= Work required =
Print all the data, keeping every line exactly as it is.

= Material provided =
— Start —

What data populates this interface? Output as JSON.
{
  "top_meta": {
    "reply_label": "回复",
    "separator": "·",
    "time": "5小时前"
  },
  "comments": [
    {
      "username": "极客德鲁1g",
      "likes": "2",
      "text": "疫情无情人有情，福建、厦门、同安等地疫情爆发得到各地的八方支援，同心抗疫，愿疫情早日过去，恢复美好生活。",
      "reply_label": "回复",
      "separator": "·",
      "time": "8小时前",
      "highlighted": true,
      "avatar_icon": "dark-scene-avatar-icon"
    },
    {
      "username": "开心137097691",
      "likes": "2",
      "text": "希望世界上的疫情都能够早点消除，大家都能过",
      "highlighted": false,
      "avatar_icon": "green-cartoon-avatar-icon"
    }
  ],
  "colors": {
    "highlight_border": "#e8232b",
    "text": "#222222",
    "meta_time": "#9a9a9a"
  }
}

— End —

= Written answer =
What data populates this interface? Output as JSON.
{
  "top_meta": {
    "reply_label": "回复",
    "separator": "·",
    "time": "5小时前"
  },
  "comments": [
    {
      "username": "极客德鲁1g",
      "likes": "2",
      "text": "疫情无情人有情，福建、厦门、同安等地疫情爆发得到各地的八方支援，同心抗疫，愿疫情早日过去，恢复美好生活。",
      "reply_label": "回复",
      "separator": "·",
      "time": "8小时前",
      "highlighted": true,
      "avatar_icon": "dark-scene-avatar-icon"
    },
    {
      "username": "开心137097691",
      "likes": "2",
      "text": "希望世界上的疫情都能够早点消除，大家都能过",
      "highlighted": false,
      "avatar_icon": "green-cartoon-avatar-icon"
    }
  ],
  "colors": {
    "highlight_border": "#e8232b",
    "text": "#222222",
    "meta_time": "#9a9a9a"
  }
}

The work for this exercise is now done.